Structured figure records:
--------------------------------------------------

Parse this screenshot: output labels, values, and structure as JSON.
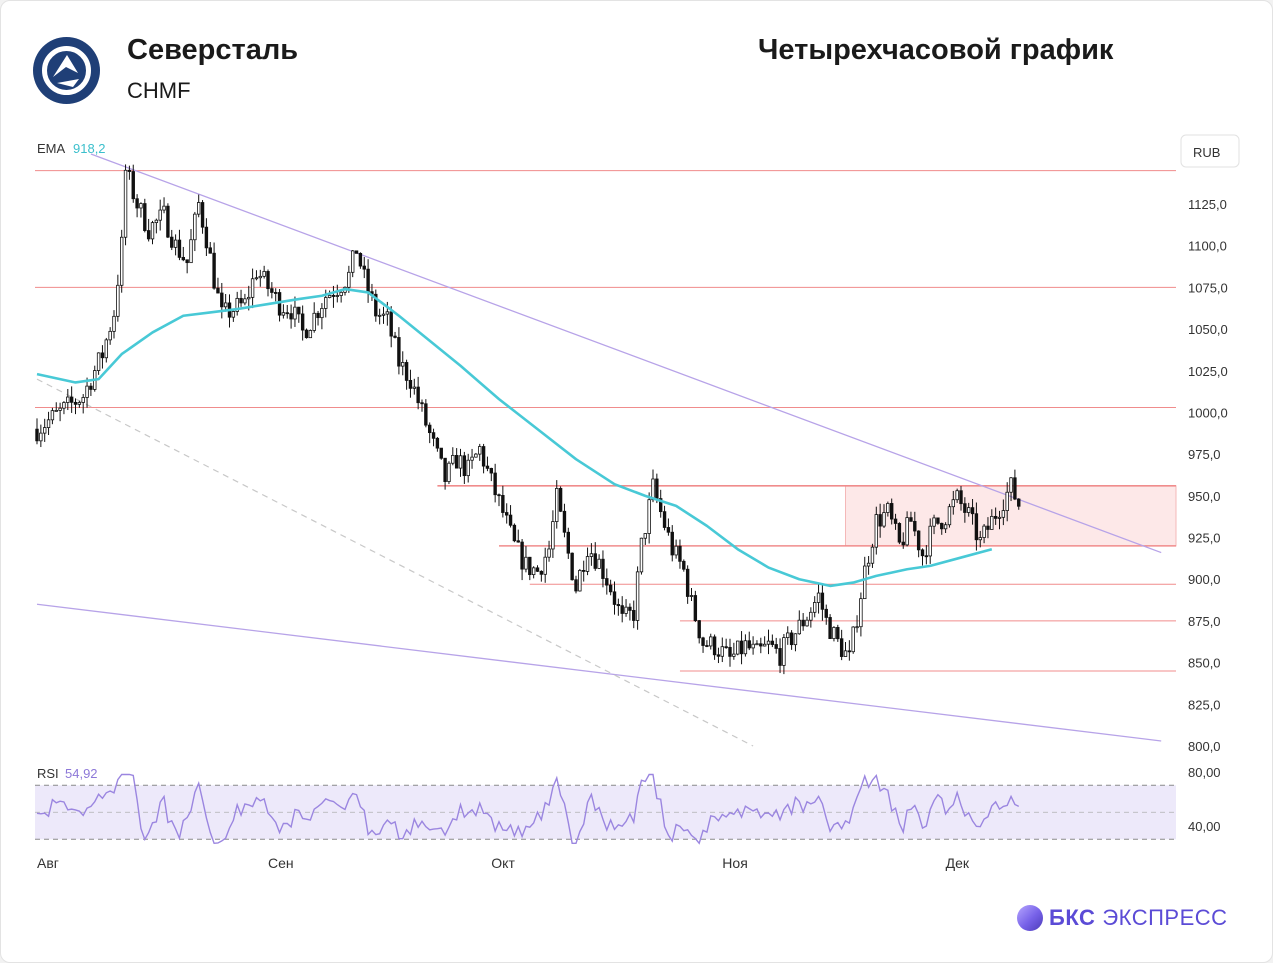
{
  "header": {
    "company": "Северсталь",
    "ticker": "CHMF",
    "timeframe": "Четырехчасовой график"
  },
  "brand": {
    "bold": "БКС",
    "light": "ЭКСПРЕСС"
  },
  "colors": {
    "ema": "#48c9d6",
    "trendline": "#b7a3e8",
    "level": "#f08c8c",
    "zone": "#fde8e8",
    "rsi_band": "#ede9fa",
    "rsi_line": "#9b86e0",
    "candle": "#111111"
  },
  "chart_data": {
    "type": "candlestick",
    "currency": "RUB",
    "ema_label": "EMA",
    "ema_value": "918,2",
    "y_ticks": [
      "1125,0",
      "1100,0",
      "1075,0",
      "1050,0",
      "1025,0",
      "1000,0",
      "975,0",
      "950,0",
      "925,0",
      "900,0",
      "875,0",
      "850,0",
      "825,0",
      "800,0"
    ],
    "ylim": [
      797,
      1152
    ],
    "x_labels": [
      "Авг",
      "Сен",
      "Окт",
      "Ноя",
      "Дек"
    ],
    "x_label_index": [
      0,
      60,
      118,
      178,
      236
    ],
    "rsi_label": "RSI",
    "rsi_value": "54,92",
    "rsi_ticks": [
      "80,00",
      "40,00"
    ],
    "rsi_levels": [
      70,
      30
    ],
    "rsi_range": [
      25,
      88
    ],
    "levels": [
      {
        "price": 1145,
        "from": 0
      },
      {
        "price": 1075,
        "from": 0
      },
      {
        "price": 1003,
        "from": 0
      },
      {
        "price": 956,
        "from": 104
      },
      {
        "price": 920,
        "from": 120
      },
      {
        "price": 897,
        "from": 128
      },
      {
        "price": 875,
        "from": 167
      },
      {
        "price": 845,
        "from": 167
      }
    ],
    "zone": {
      "from_index": 210,
      "top": 956,
      "bottom": 920
    },
    "trendlines": [
      {
        "x1": 14,
        "y1": 1155,
        "x2": 292,
        "y2": 916
      },
      {
        "x1": 0,
        "y1": 885,
        "x2": 292,
        "y2": 803
      }
    ],
    "dashed_line": {
      "x1": 0,
      "y1": 1020,
      "x2": 186,
      "y2": 800
    },
    "anchors": [
      [
        0,
        990
      ],
      [
        6,
        1000
      ],
      [
        12,
        1010
      ],
      [
        17,
        1035
      ],
      [
        20,
        1060
      ],
      [
        22,
        1100
      ],
      [
        23,
        1145
      ],
      [
        26,
        1125
      ],
      [
        29,
        1110
      ],
      [
        33,
        1118
      ],
      [
        36,
        1100
      ],
      [
        39,
        1090
      ],
      [
        42,
        1125
      ],
      [
        44,
        1105
      ],
      [
        46,
        1080
      ],
      [
        48,
        1058
      ],
      [
        51,
        1062
      ],
      [
        54,
        1065
      ],
      [
        57,
        1085
      ],
      [
        60,
        1075
      ],
      [
        63,
        1065
      ],
      [
        66,
        1062
      ],
      [
        69,
        1048
      ],
      [
        72,
        1058
      ],
      [
        75,
        1070
      ],
      [
        78,
        1075
      ],
      [
        81,
        1082
      ],
      [
        83,
        1098
      ],
      [
        85,
        1080
      ],
      [
        88,
        1060
      ],
      [
        91,
        1055
      ],
      [
        94,
        1030
      ],
      [
        97,
        1020
      ],
      [
        100,
        1000
      ],
      [
        103,
        980
      ],
      [
        106,
        960
      ],
      [
        109,
        972
      ],
      [
        112,
        965
      ],
      [
        115,
        978
      ],
      [
        118,
        958
      ],
      [
        121,
        940
      ],
      [
        124,
        920
      ],
      [
        127,
        908
      ],
      [
        130,
        905
      ],
      [
        133,
        918
      ],
      [
        135,
        948
      ],
      [
        137,
        925
      ],
      [
        140,
        895
      ],
      [
        143,
        920
      ],
      [
        146,
        910
      ],
      [
        149,
        895
      ],
      [
        152,
        875
      ],
      [
        155,
        880
      ],
      [
        157,
        920
      ],
      [
        160,
        955
      ],
      [
        162,
        940
      ],
      [
        165,
        918
      ],
      [
        168,
        905
      ],
      [
        170,
        885
      ],
      [
        173,
        862
      ],
      [
        176,
        860
      ],
      [
        180,
        852
      ],
      [
        184,
        860
      ],
      [
        187,
        855
      ],
      [
        190,
        860
      ],
      [
        193,
        855
      ],
      [
        196,
        865
      ],
      [
        200,
        878
      ],
      [
        203,
        890
      ],
      [
        205,
        875
      ],
      [
        208,
        862
      ],
      [
        211,
        852
      ],
      [
        213,
        878
      ],
      [
        215,
        905
      ],
      [
        218,
        935
      ],
      [
        221,
        940
      ],
      [
        224,
        920
      ],
      [
        227,
        935
      ],
      [
        230,
        915
      ],
      [
        233,
        932
      ],
      [
        236,
        938
      ],
      [
        239,
        948
      ],
      [
        242,
        938
      ],
      [
        245,
        922
      ],
      [
        248,
        935
      ],
      [
        251,
        948
      ],
      [
        253,
        955
      ],
      [
        255,
        945
      ]
    ],
    "ema_points": [
      [
        0,
        1023
      ],
      [
        10,
        1018
      ],
      [
        16,
        1020
      ],
      [
        22,
        1035
      ],
      [
        30,
        1048
      ],
      [
        38,
        1058
      ],
      [
        45,
        1060
      ],
      [
        52,
        1062
      ],
      [
        60,
        1065
      ],
      [
        68,
        1068
      ],
      [
        74,
        1070
      ],
      [
        80,
        1074
      ],
      [
        86,
        1072
      ],
      [
        94,
        1058
      ],
      [
        102,
        1043
      ],
      [
        110,
        1028
      ],
      [
        120,
        1008
      ],
      [
        130,
        990
      ],
      [
        140,
        972
      ],
      [
        150,
        957
      ],
      [
        158,
        950
      ],
      [
        166,
        944
      ],
      [
        174,
        932
      ],
      [
        182,
        918
      ],
      [
        190,
        907
      ],
      [
        198,
        900
      ],
      [
        206,
        896
      ],
      [
        212,
        898
      ],
      [
        218,
        902
      ],
      [
        226,
        906
      ],
      [
        232,
        908
      ],
      [
        240,
        913
      ],
      [
        248,
        918
      ]
    ]
  }
}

--------------------------------------------------

■ **WORK TO COMPLETE**
Reproduce each line of the records exactly, and omit every picture.

■ **WRITTEN RESPONSE**
Parse this screenshot: output labels, values, and structure as JSON.
{
  "header": {
    "company": "Северсталь",
    "ticker": "CHMF",
    "timeframe": "Четырехчасовой график"
  },
  "brand": {
    "bold": "БКС",
    "light": "ЭКСПРЕСС"
  },
  "colors": {
    "ema": "#48c9d6",
    "trendline": "#b7a3e8",
    "level": "#f08c8c",
    "zone": "#fde8e8",
    "rsi_band": "#ede9fa",
    "rsi_line": "#9b86e0",
    "candle": "#111111"
  },
  "chart_data": {
    "type": "candlestick",
    "currency": "RUB",
    "ema_label": "EMA",
    "ema_value": "918,2",
    "y_ticks": [
      "1125,0",
      "1100,0",
      "1075,0",
      "1050,0",
      "1025,0",
      "1000,0",
      "975,0",
      "950,0",
      "925,0",
      "900,0",
      "875,0",
      "850,0",
      "825,0",
      "800,0"
    ],
    "ylim": [
      797,
      1152
    ],
    "x_labels": [
      "Авг",
      "Сен",
      "Окт",
      "Ноя",
      "Дек"
    ],
    "x_label_index": [
      0,
      60,
      118,
      178,
      236
    ],
    "rsi_label": "RSI",
    "rsi_value": "54,92",
    "rsi_ticks": [
      "80,00",
      "40,00"
    ],
    "rsi_levels": [
      70,
      30
    ],
    "rsi_range": [
      25,
      88
    ],
    "levels": [
      {
        "price": 1145,
        "from": 0
      },
      {
        "price": 1075,
        "from": 0
      },
      {
        "price": 1003,
        "from": 0
      },
      {
        "price": 956,
        "from": 104
      },
      {
        "price": 920,
        "from": 120
      },
      {
        "price": 897,
        "from": 128
      },
      {
        "price": 875,
        "from": 167
      },
      {
        "price": 845,
        "from": 167
      }
    ],
    "zone": {
      "from_index": 210,
      "top": 956,
      "bottom": 920
    },
    "trendlines": [
      {
        "x1": 14,
        "y1": 1155,
        "x2": 292,
        "y2": 916
      },
      {
        "x1": 0,
        "y1": 885,
        "x2": 292,
        "y2": 803
      }
    ],
    "dashed_line": {
      "x1": 0,
      "y1": 1020,
      "x2": 186,
      "y2": 800
    },
    "anchors": [
      [
        0,
        990
      ],
      [
        6,
        1000
      ],
      [
        12,
        1010
      ],
      [
        17,
        1035
      ],
      [
        20,
        1060
      ],
      [
        22,
        1100
      ],
      [
        23,
        1145
      ],
      [
        26,
        1125
      ],
      [
        29,
        1110
      ],
      [
        33,
        1118
      ],
      [
        36,
        1100
      ],
      [
        39,
        1090
      ],
      [
        42,
        1125
      ],
      [
        44,
        1105
      ],
      [
        46,
        1080
      ],
      [
        48,
        1058
      ],
      [
        51,
        1062
      ],
      [
        54,
        1065
      ],
      [
        57,
        1085
      ],
      [
        60,
        1075
      ],
      [
        63,
        1065
      ],
      [
        66,
        1062
      ],
      [
        69,
        1048
      ],
      [
        72,
        1058
      ],
      [
        75,
        1070
      ],
      [
        78,
        1075
      ],
      [
        81,
        1082
      ],
      [
        83,
        1098
      ],
      [
        85,
        1080
      ],
      [
        88,
        1060
      ],
      [
        91,
        1055
      ],
      [
        94,
        1030
      ],
      [
        97,
        1020
      ],
      [
        100,
        1000
      ],
      [
        103,
        980
      ],
      [
        106,
        960
      ],
      [
        109,
        972
      ],
      [
        112,
        965
      ],
      [
        115,
        978
      ],
      [
        118,
        958
      ],
      [
        121,
        940
      ],
      [
        124,
        920
      ],
      [
        127,
        908
      ],
      [
        130,
        905
      ],
      [
        133,
        918
      ],
      [
        135,
        948
      ],
      [
        137,
        925
      ],
      [
        140,
        895
      ],
      [
        143,
        920
      ],
      [
        146,
        910
      ],
      [
        149,
        895
      ],
      [
        152,
        875
      ],
      [
        155,
        880
      ],
      [
        157,
        920
      ],
      [
        160,
        955
      ],
      [
        162,
        940
      ],
      [
        165,
        918
      ],
      [
        168,
        905
      ],
      [
        170,
        885
      ],
      [
        173,
        862
      ],
      [
        176,
        860
      ],
      [
        180,
        852
      ],
      [
        184,
        860
      ],
      [
        187,
        855
      ],
      [
        190,
        860
      ],
      [
        193,
        855
      ],
      [
        196,
        865
      ],
      [
        200,
        878
      ],
      [
        203,
        890
      ],
      [
        205,
        875
      ],
      [
        208,
        862
      ],
      [
        211,
        852
      ],
      [
        213,
        878
      ],
      [
        215,
        905
      ],
      [
        218,
        935
      ],
      [
        221,
        940
      ],
      [
        224,
        920
      ],
      [
        227,
        935
      ],
      [
        230,
        915
      ],
      [
        233,
        932
      ],
      [
        236,
        938
      ],
      [
        239,
        948
      ],
      [
        242,
        938
      ],
      [
        245,
        922
      ],
      [
        248,
        935
      ],
      [
        251,
        948
      ],
      [
        253,
        955
      ],
      [
        255,
        945
      ]
    ],
    "ema_points": [
      [
        0,
        1023
      ],
      [
        10,
        1018
      ],
      [
        16,
        1020
      ],
      [
        22,
        1035
      ],
      [
        30,
        1048
      ],
      [
        38,
        1058
      ],
      [
        45,
        1060
      ],
      [
        52,
        1062
      ],
      [
        60,
        1065
      ],
      [
        68,
        1068
      ],
      [
        74,
        1070
      ],
      [
        80,
        1074
      ],
      [
        86,
        1072
      ],
      [
        94,
        1058
      ],
      [
        102,
        1043
      ],
      [
        110,
        1028
      ],
      [
        120,
        1008
      ],
      [
        130,
        990
      ],
      [
        140,
        972
      ],
      [
        150,
        957
      ],
      [
        158,
        950
      ],
      [
        166,
        944
      ],
      [
        174,
        932
      ],
      [
        182,
        918
      ],
      [
        190,
        907
      ],
      [
        198,
        900
      ],
      [
        206,
        896
      ],
      [
        212,
        898
      ],
      [
        218,
        902
      ],
      [
        226,
        906
      ],
      [
        232,
        908
      ],
      [
        240,
        913
      ],
      [
        248,
        918
      ]
    ]
  }
}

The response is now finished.